**Required task**
Repeat all of the material below exactly as written, images excluded.

===============

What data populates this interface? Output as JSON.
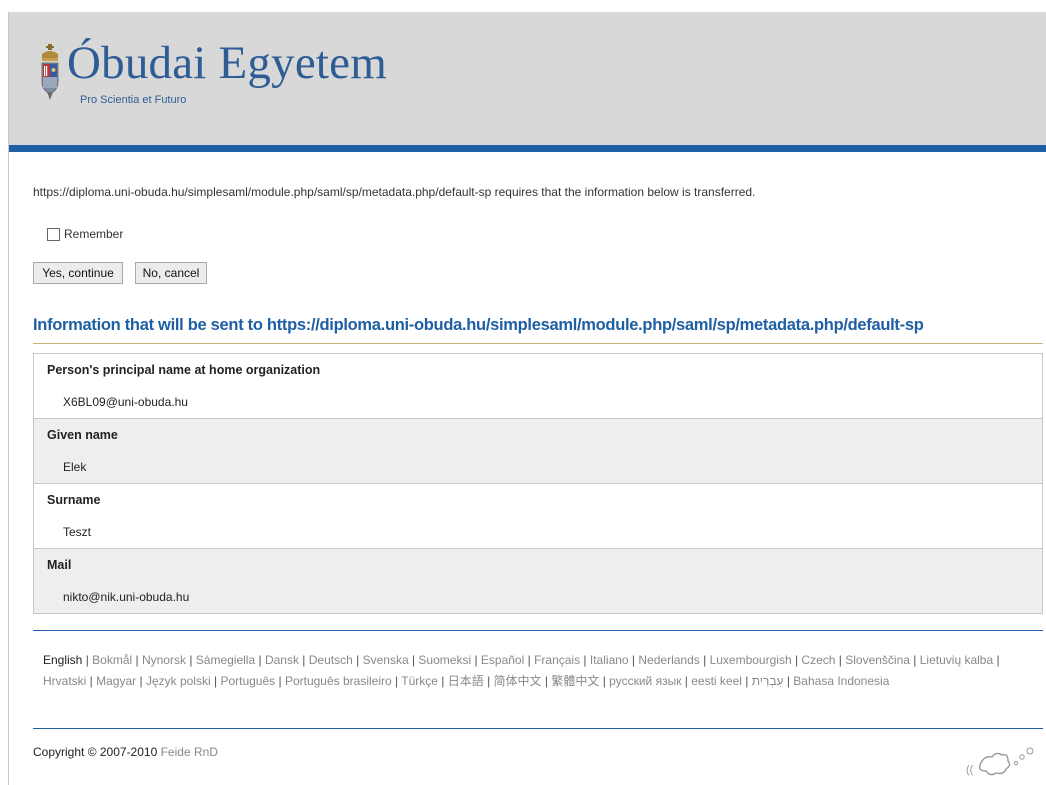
{
  "header": {
    "title": "Óbudai Egyetem",
    "tagline": "Pro Scientia et Futuro"
  },
  "consent": {
    "intro": "https://diploma.uni-obuda.hu/simplesaml/module.php/saml/sp/metadata.php/default-sp requires that the information below is transferred.",
    "remember_label": "Remember",
    "remember_checked": false,
    "yes_label": "Yes, continue",
    "no_label": "No, cancel"
  },
  "info": {
    "heading": "Information that will be sent to https://diploma.uni-obuda.hu/simplesaml/module.php/saml/sp/metadata.php/default-sp",
    "attributes": [
      {
        "name": "Person's principal name at home organization",
        "value": "X6BL09@uni-obuda.hu"
      },
      {
        "name": "Given name",
        "value": "Elek"
      },
      {
        "name": "Surname",
        "value": "Teszt"
      },
      {
        "name": "Mail",
        "value": "nikto@nik.uni-obuda.hu"
      }
    ]
  },
  "languages": {
    "current": "English",
    "items": [
      "English",
      "Bokmål",
      "Nynorsk",
      "Sámegiella",
      "Dansk",
      "Deutsch",
      "Svenska",
      "Suomeksi",
      "Español",
      "Français",
      "Italiano",
      "Nederlands",
      "Luxembourgish",
      "Czech",
      "Slovenščina",
      "Lietuvių kalba",
      "Hrvatski",
      "Magyar",
      "Język polski",
      "Português",
      "Português brasileiro",
      "Türkçe",
      "日本語",
      "简体中文",
      "繁體中文",
      "русский язык",
      "eesti keel",
      "עִבְרִית",
      "Bahasa Indonesia"
    ]
  },
  "footer": {
    "copyright_text": "Copyright © 2007-2010 ",
    "copyright_link": "Feide RnD"
  },
  "colors": {
    "brand_blue": "#1f5fa3",
    "header_bg": "#d8d8d8",
    "row_alt_bg": "#eeeeee",
    "link_gray": "#888888"
  },
  "icons": {
    "crest": "university-crest-icon",
    "feide": "feide-logo-icon"
  }
}
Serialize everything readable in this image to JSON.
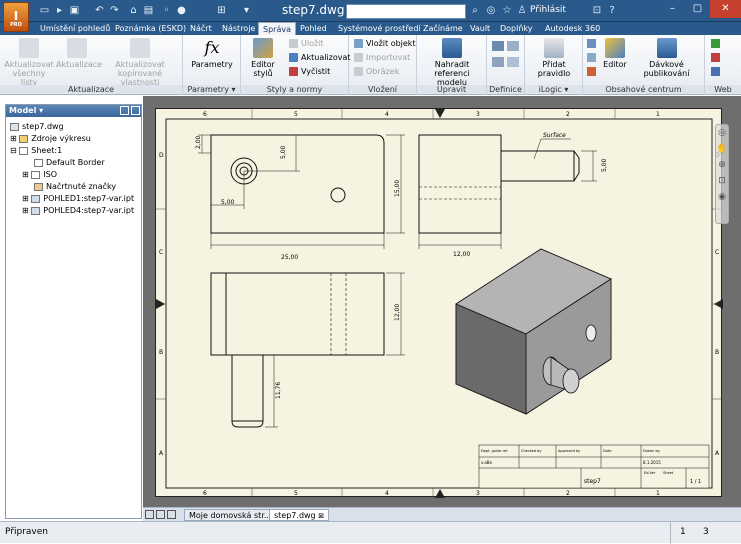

===============

**The response**
What data populates this interface? Output as JSON.
{
  "header": {
    "title": "Óbudai Egyetem",
    "tagline": "Pro Scientia et Futuro"
  },
  "consent": {
    "intro": "https://diploma.uni-obuda.hu/simplesaml/module.php/saml/sp/metadata.php/default-sp requires that the information below is transferred.",
    "remember_label": "Remember",
    "remember_checked": false,
    "yes_label": "Yes, continue",
    "no_label": "No, cancel"
  },
  "info": {
    "heading": "Information that will be sent to https://diploma.uni-obuda.hu/simplesaml/module.php/saml/sp/metadata.php/default-sp",
    "attributes": [
      {
        "name": "Person's principal name at home organization",
        "value": "X6BL09@uni-obuda.hu"
      },
      {
        "name": "Given name",
        "value": "Elek"
      },
      {
        "name": "Surname",
        "value": "Teszt"
      },
      {
        "name": "Mail",
        "value": "nikto@nik.uni-obuda.hu"
      }
    ]
  },
  "languages": {
    "current": "English",
    "items": [
      "English",
      "Bokmål",
      "Nynorsk",
      "Sámegiella",
      "Dansk",
      "Deutsch",
      "Svenska",
      "Suomeksi",
      "Español",
      "Français",
      "Italiano",
      "Nederlands",
      "Luxembourgish",
      "Czech",
      "Slovenščina",
      "Lietuvių kalba",
      "Hrvatski",
      "Magyar",
      "Język polski",
      "Português",
      "Português brasileiro",
      "Türkçe",
      "日本語",
      "简体中文",
      "繁體中文",
      "русский язык",
      "eesti keel",
      "עִבְרִית",
      "Bahasa Indonesia"
    ]
  },
  "footer": {
    "copyright_text": "Copyright © 2007-2010 ",
    "copyright_link": "Feide RnD"
  },
  "colors": {
    "brand_blue": "#1f5fa3",
    "header_bg": "#d8d8d8",
    "row_alt_bg": "#eeeeee",
    "link_gray": "#888888"
  },
  "icons": {
    "crest": "university-crest-icon",
    "feide": "feide-logo-icon"
  }
}
Serialize everything readable in this image to JSON.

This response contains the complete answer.